*WHAT IS REQUIRED:* Filter the records for lines holding the string "TradingView".
======== GIVEN ENTRIES
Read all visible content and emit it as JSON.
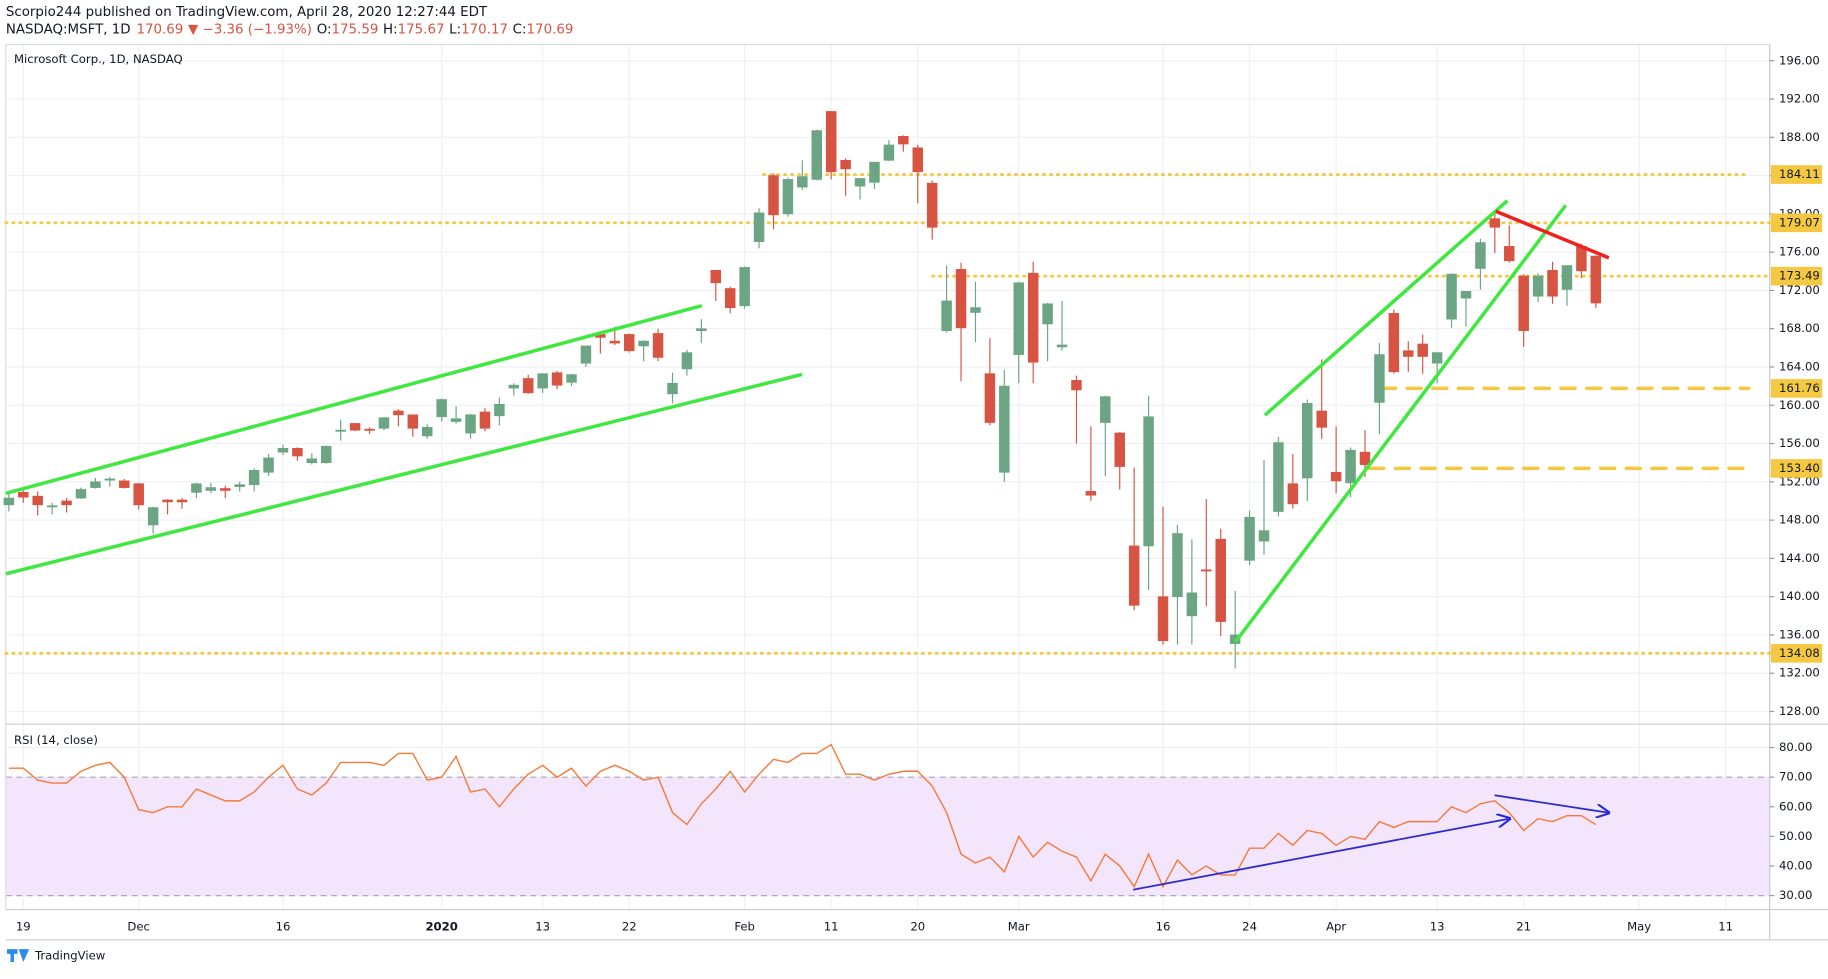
{
  "header": {
    "publisher": "Scorpio244 published on TradingView.com, April 28, 2020 12:27:44 EDT",
    "symbol": "NASDAQ:MSFT, 1D",
    "last": "170.69",
    "change": "▼ −3.36 (−1.93%)",
    "ohlc": [
      {
        "label": "O:",
        "value": "175.59"
      },
      {
        "label": "H:",
        "value": "175.67"
      },
      {
        "label": "L:",
        "value": "170.17"
      },
      {
        "label": "C:",
        "value": "170.69"
      }
    ]
  },
  "footer": "TradingView",
  "chart_data": [
    {
      "type": "candlestick",
      "title": "Microsoft Corp., 1D, NASDAQ",
      "up_color": "#6ba583",
      "down_color": "#d75442",
      "grid": true,
      "categories": [
        null,
        "19",
        null,
        null,
        null,
        null,
        null,
        null,
        null,
        "Dec",
        null,
        null,
        null,
        null,
        null,
        null,
        null,
        null,
        null,
        "16",
        null,
        null,
        null,
        null,
        null,
        null,
        null,
        null,
        null,
        null,
        "2020",
        null,
        null,
        null,
        null,
        null,
        null,
        "13",
        null,
        null,
        null,
        null,
        null,
        "22",
        null,
        null,
        null,
        null,
        null,
        null,
        null,
        "Feb",
        null,
        null,
        null,
        null,
        null,
        "11",
        null,
        null,
        null,
        null,
        null,
        "20",
        null,
        null,
        null,
        null,
        null,
        null,
        "Mar",
        null,
        null,
        null,
        null,
        null,
        null,
        null,
        null,
        null,
        "16",
        null,
        null,
        null,
        null,
        null,
        "24",
        null,
        null,
        null,
        null,
        null,
        "Apr",
        null,
        null,
        null,
        null,
        null,
        null,
        "13",
        null,
        null,
        null,
        null,
        null,
        "21",
        null,
        null,
        null,
        null,
        null,
        null,
        null,
        "May",
        null,
        null,
        null,
        null,
        null,
        "11",
        null,
        null,
        null
      ],
      "open": [
        149.6,
        150.9,
        150.5,
        149.4,
        150.0,
        150.3,
        151.4,
        152.3,
        152.1,
        151.8,
        147.5,
        150.1,
        150.1,
        150.9,
        151.1,
        151.3,
        151.5,
        151.7,
        153.0,
        155.1,
        155.5,
        154.0,
        154.0,
        157.4,
        158.1,
        157.5,
        157.6,
        159.4,
        159.0,
        156.8,
        158.8,
        158.3,
        157.1,
        159.3,
        158.9,
        161.8,
        162.8,
        161.8,
        163.4,
        162.4,
        164.4,
        167.4,
        166.7,
        167.4,
        166.2,
        167.5,
        161.2,
        163.8,
        167.8,
        174.1,
        172.2,
        170.4,
        177.1,
        184.0,
        180.0,
        182.8,
        183.6,
        190.7,
        185.6,
        182.9,
        183.3,
        185.6,
        188.1,
        186.9,
        183.2,
        167.8,
        174.2,
        169.7,
        163.3,
        153.0,
        165.3,
        173.8,
        168.5,
        166.1,
        162.6,
        151.0,
        158.2,
        157.1,
        145.3,
        145.3,
        140.0,
        140.0,
        138.0,
        142.8,
        146.0,
        135.1,
        143.8,
        145.8,
        148.9,
        151.8,
        152.4,
        159.4,
        153.0,
        151.9,
        155.1,
        160.3,
        169.6,
        165.7,
        166.4,
        164.4,
        169.0,
        171.2,
        174.3,
        179.5,
        176.6,
        173.5,
        171.4,
        174.1,
        172.1,
        176.6,
        175.59,
        null,
        null,
        null,
        null,
        null,
        null,
        null,
        null,
        null,
        null,
        null,
        null
      ],
      "high": [
        150.8,
        151.1,
        151.0,
        149.8,
        150.3,
        151.4,
        152.4,
        152.5,
        152.3,
        151.9,
        149.4,
        150.2,
        150.3,
        151.9,
        151.9,
        151.6,
        152.0,
        153.4,
        154.9,
        155.9,
        155.6,
        155.0,
        155.8,
        158.5,
        158.1,
        157.7,
        158.7,
        159.6,
        159.0,
        158.0,
        160.7,
        159.9,
        159.1,
        159.7,
        160.8,
        162.3,
        163.2,
        163.3,
        163.6,
        163.3,
        166.2,
        167.5,
        168.2,
        167.5,
        166.8,
        168.0,
        163.4,
        165.8,
        169.0,
        174.1,
        172.4,
        174.5,
        180.6,
        184.2,
        183.8,
        185.6,
        188.8,
        190.7,
        185.8,
        183.7,
        185.4,
        187.7,
        188.2,
        187.2,
        183.5,
        174.6,
        174.9,
        172.9,
        167.0,
        163.7,
        172.9,
        175.0,
        170.7,
        170.9,
        163.1,
        157.8,
        161.0,
        157.2,
        153.5,
        161.0,
        149.4,
        147.5,
        146.0,
        150.2,
        147.1,
        140.6,
        149.0,
        154.3,
        156.7,
        154.9,
        160.6,
        164.8,
        157.8,
        155.6,
        157.4,
        166.5,
        170.0,
        166.7,
        167.4,
        165.6,
        173.8,
        171.7,
        177.4,
        180.0,
        178.8,
        173.7,
        173.8,
        175.0,
        174.6,
        176.9,
        175.67,
        null,
        null,
        null,
        null,
        null,
        null,
        null,
        null,
        null,
        null,
        null,
        null
      ],
      "low": [
        148.9,
        149.8,
        148.5,
        148.6,
        148.8,
        150.2,
        151.3,
        151.5,
        151.3,
        149.1,
        146.6,
        148.6,
        149.2,
        150.3,
        150.8,
        150.3,
        151.0,
        151.0,
        152.6,
        154.8,
        154.2,
        153.8,
        153.9,
        156.3,
        157.3,
        157.0,
        157.4,
        157.8,
        156.7,
        156.5,
        158.3,
        158.1,
        156.5,
        157.3,
        157.9,
        161.0,
        161.2,
        161.3,
        161.7,
        162.0,
        164.0,
        165.4,
        166.3,
        165.5,
        164.6,
        164.6,
        160.2,
        163.1,
        166.5,
        170.9,
        169.6,
        170.1,
        176.4,
        178.4,
        179.7,
        182.5,
        183.5,
        183.6,
        181.9,
        181.5,
        182.6,
        185.5,
        186.5,
        181.1,
        177.3,
        167.6,
        162.5,
        166.6,
        157.9,
        152.0,
        162.3,
        162.3,
        164.6,
        165.7,
        156.0,
        150.0,
        152.6,
        151.2,
        138.6,
        140.7,
        135.0,
        135.0,
        135.0,
        139.0,
        135.9,
        132.5,
        143.3,
        144.4,
        148.4,
        149.2,
        150.0,
        156.5,
        150.8,
        150.4,
        152.5,
        157.0,
        163.3,
        163.5,
        163.3,
        162.3,
        168.1,
        168.2,
        172.1,
        175.9,
        174.9,
        166.1,
        170.8,
        170.6,
        170.4,
        173.3,
        170.17,
        null,
        null,
        null,
        null,
        null,
        null,
        null,
        null,
        null,
        null,
        null,
        null
      ],
      "close": [
        150.3,
        150.4,
        149.6,
        149.5,
        149.6,
        151.2,
        152.0,
        152.3,
        151.4,
        149.6,
        149.3,
        149.9,
        149.9,
        151.8,
        151.4,
        151.1,
        151.7,
        153.2,
        154.5,
        155.5,
        154.7,
        154.4,
        155.7,
        157.4,
        157.4,
        157.4,
        158.7,
        159.0,
        157.6,
        157.7,
        160.6,
        158.6,
        159.0,
        157.6,
        160.1,
        162.1,
        161.3,
        163.3,
        162.1,
        163.2,
        166.2,
        167.1,
        166.5,
        165.7,
        166.7,
        165.0,
        162.3,
        165.5,
        168.0,
        172.8,
        170.2,
        174.4,
        180.1,
        179.9,
        183.6,
        183.9,
        188.7,
        184.4,
        184.7,
        183.7,
        185.4,
        187.2,
        187.3,
        184.4,
        178.6,
        170.9,
        168.1,
        170.2,
        158.2,
        162.0,
        172.8,
        164.5,
        170.6,
        166.3,
        161.6,
        150.6,
        160.9,
        153.6,
        139.1,
        158.8,
        135.4,
        146.6,
        140.4,
        142.7,
        137.4,
        136.0,
        148.3,
        146.9,
        156.1,
        149.7,
        160.2,
        157.7,
        152.1,
        155.3,
        153.8,
        165.3,
        163.5,
        165.1,
        165.1,
        165.5,
        173.7,
        171.9,
        177.0,
        178.6,
        175.1,
        167.8,
        173.5,
        171.4,
        174.6,
        174.05,
        170.69,
        null,
        null,
        null,
        null,
        null,
        null,
        null,
        null,
        null,
        null,
        null,
        null
      ],
      "ylim": [
        126.8,
        197.7
      ],
      "yticks": [
        {
          "value": 128,
          "label": "128.00"
        },
        {
          "value": 132,
          "label": "132.00"
        },
        {
          "value": 136,
          "label": "136.00"
        },
        {
          "value": 140,
          "label": "140.00"
        },
        {
          "value": 144,
          "label": "144.00"
        },
        {
          "value": 148,
          "label": "148.00"
        },
        {
          "value": 152,
          "label": "152.00"
        },
        {
          "value": 156,
          "label": "156.00"
        },
        {
          "value": 160,
          "label": "160.00"
        },
        {
          "value": 164,
          "label": "164.00"
        },
        {
          "value": 168,
          "label": "168.00"
        },
        {
          "value": 172,
          "label": "172.00"
        },
        {
          "value": 176,
          "label": "176.00"
        },
        {
          "value": 180,
          "label": "180.00"
        },
        {
          "value": 184,
          "label": "184.00"
        },
        {
          "value": 188,
          "label": "188.00"
        },
        {
          "value": 192,
          "label": "192.00"
        },
        {
          "value": 196,
          "label": "196.00"
        }
      ],
      "level_color": "#f5c842",
      "levels": [
        {
          "value": 184.11,
          "label": "184.11",
          "style": "dotted"
        },
        {
          "value": 179.07,
          "label": "179.07",
          "style": "dotted"
        },
        {
          "value": 173.49,
          "label": "173.49",
          "style": "dotted"
        },
        {
          "value": 161.76,
          "label": "161.76",
          "style": "dashed"
        },
        {
          "value": 153.4,
          "label": "153.40",
          "style": "dashed"
        },
        {
          "value": 134.08,
          "label": "134.08",
          "style": "dotted"
        }
      ]
    },
    {
      "type": "line",
      "title": "RSI (14, close)",
      "color": "#f47a3a",
      "band": [
        30,
        70
      ],
      "band_color": "#f3e5fc",
      "values": [
        73,
        73,
        69,
        68,
        68,
        72,
        74,
        75,
        70,
        59,
        58,
        60,
        60,
        66,
        64,
        62,
        62,
        65,
        70,
        74,
        66,
        64,
        68,
        75,
        75,
        75,
        74,
        78,
        78,
        69,
        70,
        77,
        65,
        66,
        60,
        66,
        71,
        74,
        70,
        73,
        67,
        72,
        74,
        72,
        69,
        70,
        58,
        54,
        61,
        66,
        72,
        65,
        71,
        76,
        75,
        78,
        78,
        81,
        71,
        71,
        69,
        71,
        72,
        72,
        67,
        58,
        44,
        41,
        43,
        38,
        50,
        43,
        48,
        45,
        43,
        35,
        44,
        40,
        33,
        44,
        33,
        42,
        37,
        40,
        37,
        37,
        46,
        46,
        51,
        47,
        52,
        51,
        47,
        50,
        49,
        55,
        53,
        55,
        55,
        55,
        60,
        58,
        61,
        62,
        58,
        52,
        56,
        55,
        57,
        57,
        54,
        null,
        null,
        null,
        null,
        null,
        null,
        null,
        null,
        null,
        null,
        null,
        null
      ],
      "ylim": [
        25.3,
        87.5
      ],
      "yticks": [
        {
          "value": 30,
          "label": "30.00"
        },
        {
          "value": 40,
          "label": "40.00"
        },
        {
          "value": 50,
          "label": "50.00"
        },
        {
          "value": 60,
          "label": "60.00"
        },
        {
          "value": 70,
          "label": "70.00"
        },
        {
          "value": 80,
          "label": "80.00"
        }
      ]
    }
  ]
}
================
*EXERCISE RESULT:*
    "publisher": "Scorpio244 published on TradingView.com, April 28, 2020 12:27:44 EDT",
  "footer": "TradingView",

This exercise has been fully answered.